--- START OF ENTRIES SUPPLIED ---

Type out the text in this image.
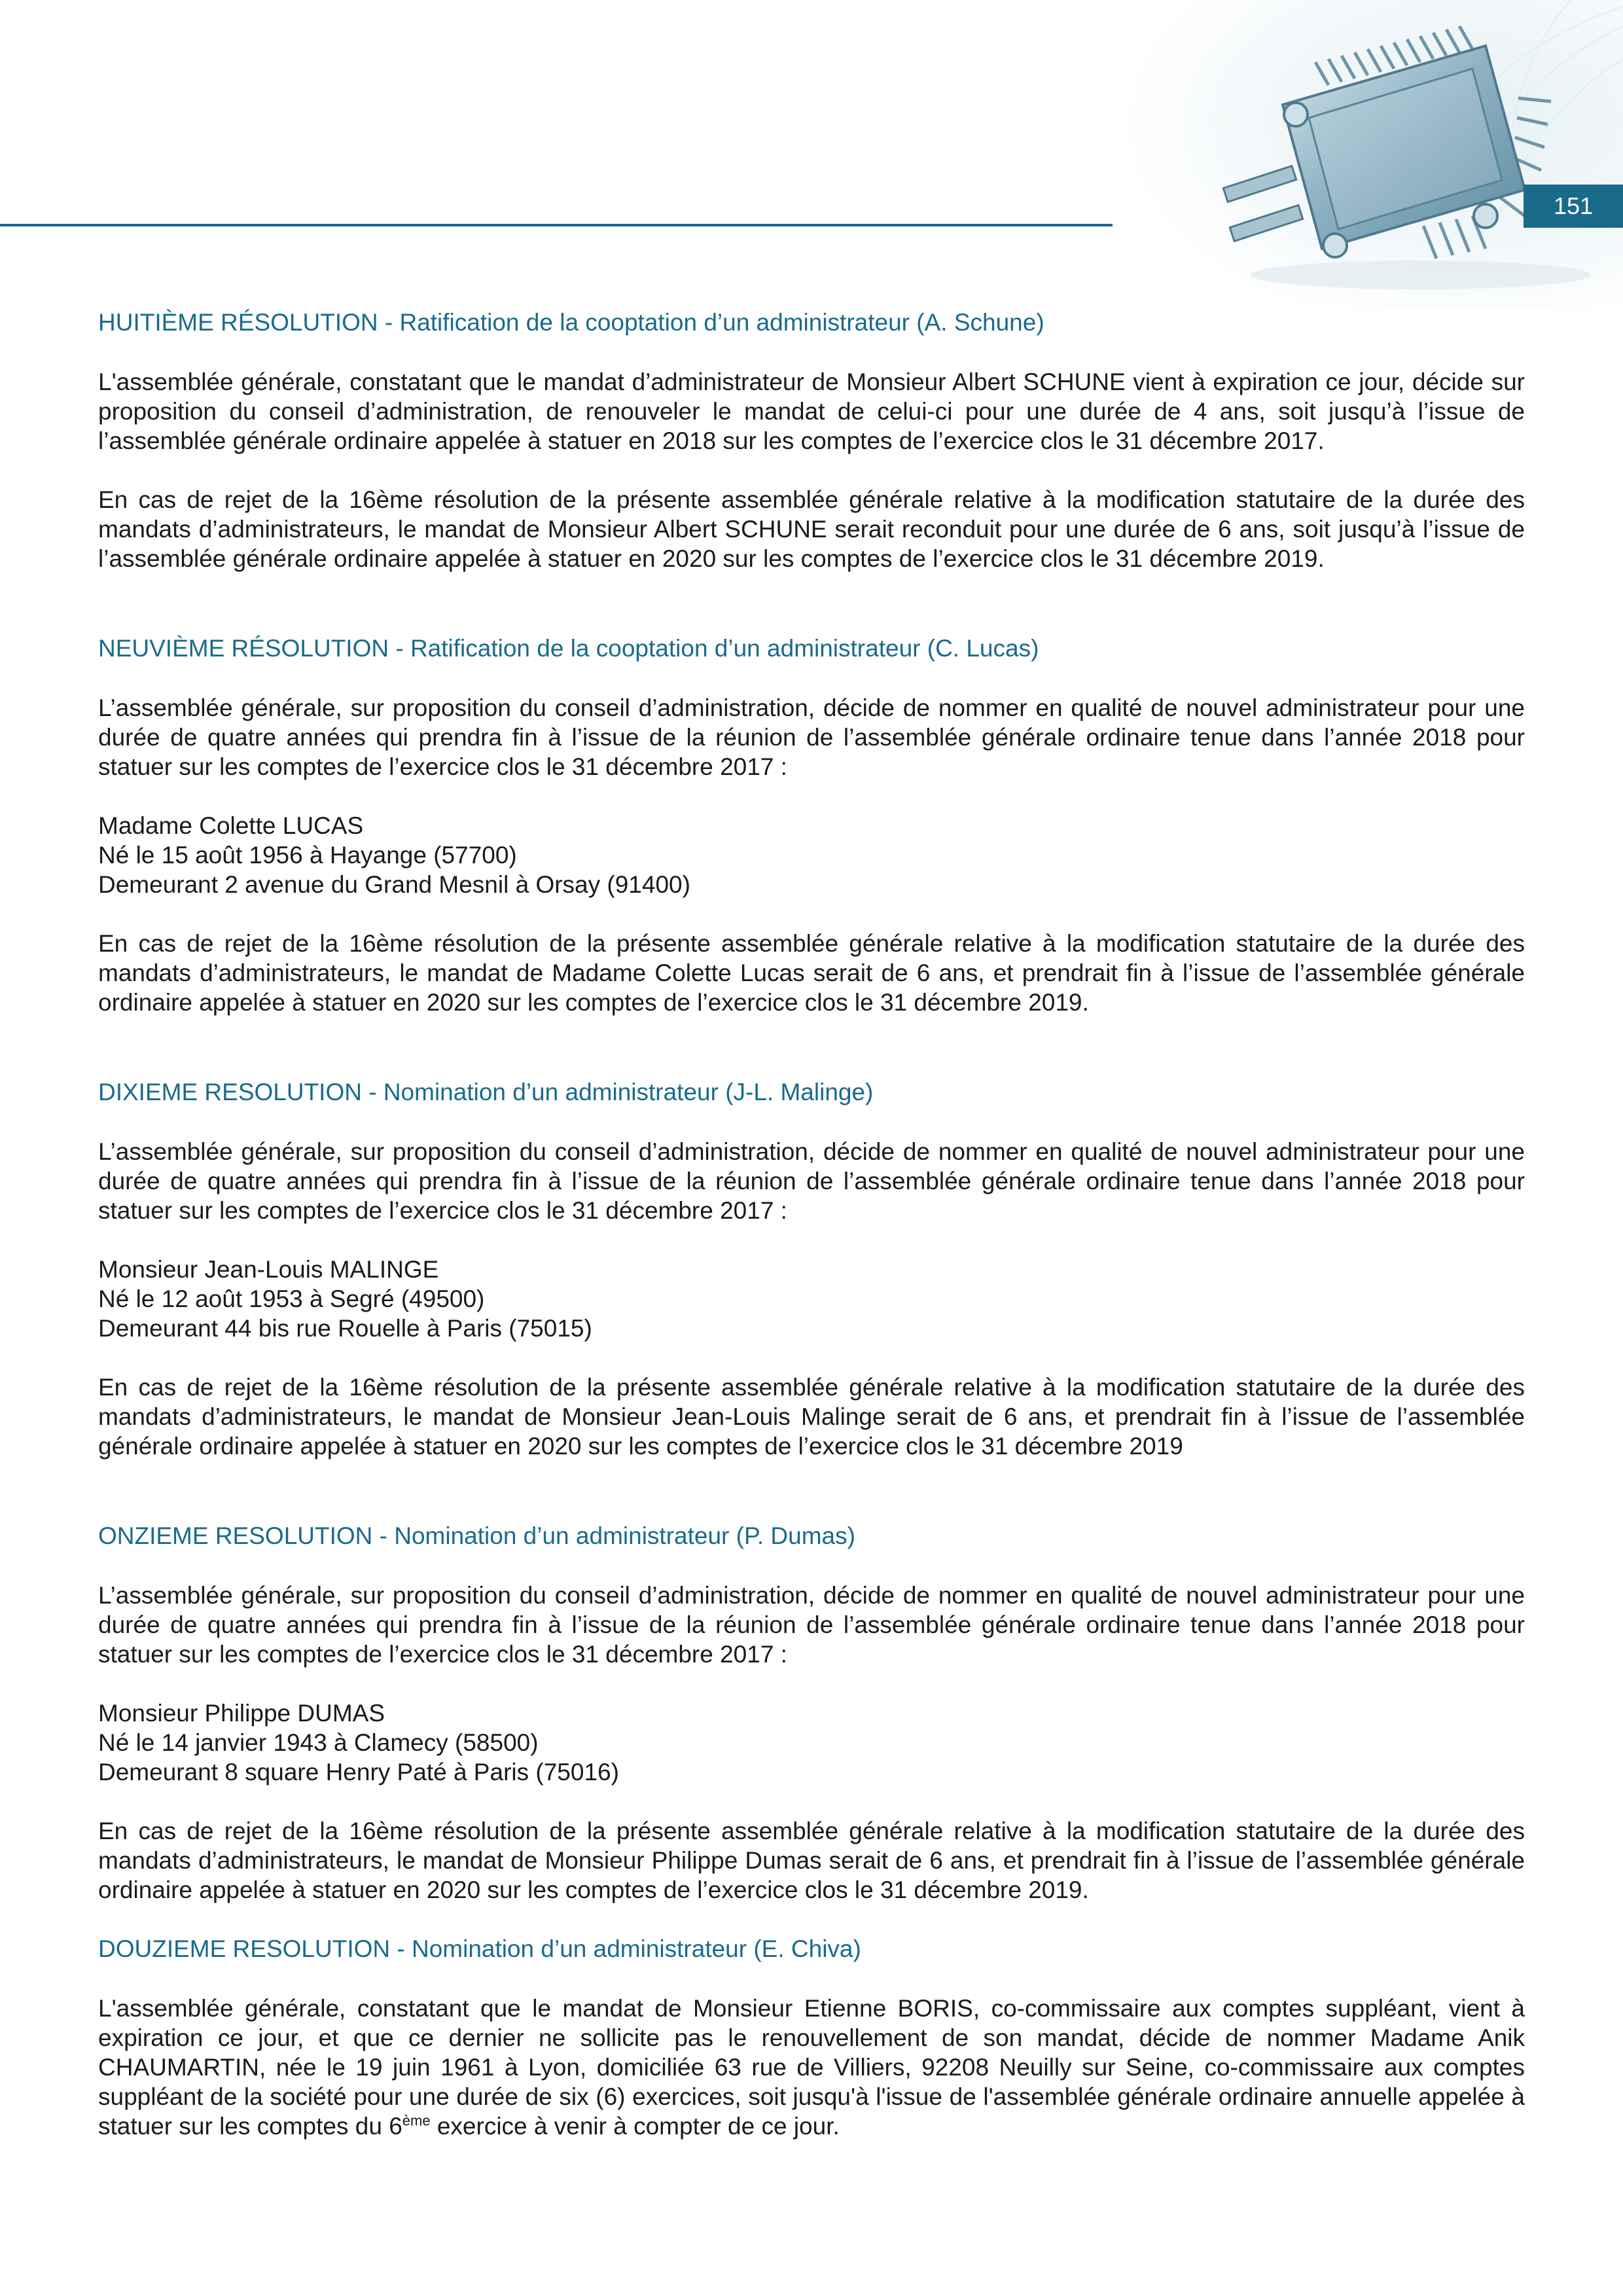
151
HUITIÈME RÉSOLUTION - Ratification de la cooptation d’un administrateur (A. Schune)

L'assemblée générale, constatant que le mandat d’administrateur de Monsieur Albert SCHUNE vient à expiration ce jour, décide sur proposition du conseil d’administration, de renouveler le mandat de celui-ci pour une durée de 4 ans, soit jusqu’à l’issue de l’assemblée générale ordinaire appelée à statuer en 2018 sur les comptes de l’exercice clos le 31 décembre 2017.

En cas de rejet de la 16ème résolution de la présente assemblée générale relative à la modification statutaire de la durée des mandats d’administrateurs, le mandat de Monsieur Albert SCHUNE serait reconduit pour une durée de 6 ans, soit jusqu’à l’issue de l’assemblée générale ordinaire appelée à statuer en 2020 sur les comptes de l’exercice clos le 31 décembre 2019.

NEUVIÈME RÉSOLUTION - Ratification de la cooptation d’un administrateur (C. Lucas)

L’assemblée générale, sur proposition du conseil d’administration, décide de nommer en qualité de nouvel administrateur pour une durée de quatre années qui prendra fin à l’issue de la réunion de l’assemblée générale ordinaire tenue dans l’année 2018 pour statuer sur les comptes de l’exercice clos le 31 décembre 2017 :

Madame Colette LUCAS

Né le 15 août 1956 à Hayange (57700)

Demeurant 2 avenue du Grand Mesnil à Orsay (91400)

En cas de rejet de la 16ème résolution de la présente assemblée générale relative à la modification statutaire de la durée des mandats d’administrateurs, le mandat de Madame Colette Lucas serait de 6 ans, et prendrait fin à l’issue de l’assemblée générale ordinaire appelée à statuer en 2020 sur les comptes de l’exercice clos le 31 décembre 2019.

DIXIEME RESOLUTION - Nomination d’un administrateur (J-L. Malinge)

L’assemblée générale, sur proposition du conseil d’administration, décide de nommer en qualité de nouvel administrateur pour une durée de quatre années qui prendra fin à l’issue de la réunion de l’assemblée générale ordinaire tenue dans l’année 2018 pour statuer sur les comptes de l’exercice clos le 31 décembre 2017 :

Monsieur Jean-Louis MALINGE

Né le 12 août 1953 à Segré (49500)

Demeurant 44 bis rue Rouelle à Paris (75015)

En cas de rejet de la 16ème résolution de la présente assemblée générale relative à la modification statutaire de la durée des mandats d’administrateurs, le mandat de Monsieur Jean-Louis Malinge serait de 6 ans, et prendrait fin à l’issue de l’assemblée générale ordinaire appelée à statuer en 2020 sur les comptes de l’exercice clos le 31 décembre 2019

ONZIEME RESOLUTION - Nomination d’un administrateur (P. Dumas)

L’assemblée générale, sur proposition du conseil d’administration, décide de nommer en qualité de nouvel administrateur pour une durée de quatre années qui prendra fin à l’issue de la réunion de l’assemblée générale ordinaire tenue dans l’année 2018 pour statuer sur les comptes de l’exercice clos le 31 décembre 2017 :

Monsieur Philippe DUMAS

Né le 14 janvier 1943 à Clamecy (58500)

Demeurant 8 square Henry Paté à Paris (75016)

En cas de rejet de la 16ème résolution de la présente assemblée générale relative à la modification statutaire de la durée des mandats d’administrateurs, le mandat de Monsieur Philippe Dumas serait de 6 ans, et prendrait fin à l’issue de l’assemblée générale ordinaire appelée à statuer en 2020 sur les comptes de l’exercice clos le 31 décembre 2019.

DOUZIEME RESOLUTION - Nomination d’un administrateur (E. Chiva)

L'assemblée générale, constatant que le mandat de Monsieur Etienne BORIS, co-commissaire aux comptes suppléant, vient à expiration ce jour, et que ce dernier ne sollicite pas le renouvellement de son mandat, décide de nommer Madame Anik CHAUMARTIN, née le 19 juin 1961 à Lyon, domiciliée 63 rue de Villiers, 92208 Neuilly sur Seine, co-commissaire aux comptes suppléant de la société pour une durée de six (6) exercices, soit jusqu'à l'issue de l'assemblée générale ordinaire annuelle appelée à statuer sur les comptes du 6ème exercice à venir à compter de ce jour.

--- END OF ENTRIES SUPPLIED ---

■ PROMPT: Pictures don't belong in the copy. Transcribe every record exactly as it appears.

■ TASK OUTPUT:
Type out the text in this image.
151
HUITIÈME RÉSOLUTION - Ratification de la cooptation d’un administrateur (A. Schune)

L'assemblée générale, constatant que le mandat d’administrateur de Monsieur Albert SCHUNE vient à expiration ce jour, décide sur proposition du conseil d’administration, de renouveler le mandat de celui-ci pour une durée de 4 ans, soit jusqu’à l’issue de l’assemblée générale ordinaire appelée à statuer en 2018 sur les comptes de l’exercice clos le 31 décembre 2017.

En cas de rejet de la 16ème résolution de la présente assemblée générale relative à la modification statutaire de la durée des mandats d’administrateurs, le mandat de Monsieur Albert SCHUNE serait reconduit pour une durée de 6 ans, soit jusqu’à l’issue de l’assemblée générale ordinaire appelée à statuer en 2020 sur les comptes de l’exercice clos le 31 décembre 2019.

NEUVIÈME RÉSOLUTION - Ratification de la cooptation d’un administrateur (C. Lucas)

L’assemblée générale, sur proposition du conseil d’administration, décide de nommer en qualité de nouvel administrateur pour une durée de quatre années qui prendra fin à l’issue de la réunion de l’assemblée générale ordinaire tenue dans l’année 2018 pour statuer sur les comptes de l’exercice clos le 31 décembre 2017 :

Madame Colette LUCAS

Né le 15 août 1956 à Hayange (57700)

Demeurant 2 avenue du Grand Mesnil à Orsay (91400)

En cas de rejet de la 16ème résolution de la présente assemblée générale relative à la modification statutaire de la durée des mandats d’administrateurs, le mandat de Madame Colette Lucas serait de 6 ans, et prendrait fin à l’issue de l’assemblée générale ordinaire appelée à statuer en 2020 sur les comptes de l’exercice clos le 31 décembre 2019.

DIXIEME RESOLUTION - Nomination d’un administrateur (J-L. Malinge)

L’assemblée générale, sur proposition du conseil d’administration, décide de nommer en qualité de nouvel administrateur pour une durée de quatre années qui prendra fin à l’issue de la réunion de l’assemblée générale ordinaire tenue dans l’année 2018 pour statuer sur les comptes de l’exercice clos le 31 décembre 2017 :

Monsieur Jean-Louis MALINGE

Né le 12 août 1953 à Segré (49500)

Demeurant 44 bis rue Rouelle à Paris (75015)

En cas de rejet de la 16ème résolution de la présente assemblée générale relative à la modification statutaire de la durée des mandats d’administrateurs, le mandat de Monsieur Jean-Louis Malinge serait de 6 ans, et prendrait fin à l’issue de l’assemblée générale ordinaire appelée à statuer en 2020 sur les comptes de l’exercice clos le 31 décembre 2019

ONZIEME RESOLUTION - Nomination d’un administrateur (P. Dumas)

L’assemblée générale, sur proposition du conseil d’administration, décide de nommer en qualité de nouvel administrateur pour une durée de quatre années qui prendra fin à l’issue de la réunion de l’assemblée générale ordinaire tenue dans l’année 2018 pour statuer sur les comptes de l’exercice clos le 31 décembre 2017 :

Monsieur Philippe DUMAS

Né le 14 janvier 1943 à Clamecy (58500)

Demeurant 8 square Henry Paté à Paris (75016)

En cas de rejet de la 16ème résolution de la présente assemblée générale relative à la modification statutaire de la durée des mandats d’administrateurs, le mandat de Monsieur Philippe Dumas serait de 6 ans, et prendrait fin à l’issue de l’assemblée générale ordinaire appelée à statuer en 2020 sur les comptes de l’exercice clos le 31 décembre 2019.

DOUZIEME RESOLUTION - Nomination d’un administrateur (E. Chiva)

L'assemblée générale, constatant que le mandat de Monsieur Etienne BORIS, co-commissaire aux comptes suppléant, vient à expiration ce jour, et que ce dernier ne sollicite pas le renouvellement de son mandat, décide de nommer Madame Anik CHAUMARTIN, née le 19 juin 1961 à Lyon, domiciliée 63 rue de Villiers, 92208 Neuilly sur Seine, co-commissaire aux comptes suppléant de la société pour une durée de six (6) exercices, soit jusqu'à l'issue de l'assemblée générale ordinaire annuelle appelée à statuer sur les comptes du 6ème exercice à venir à compter de ce jour.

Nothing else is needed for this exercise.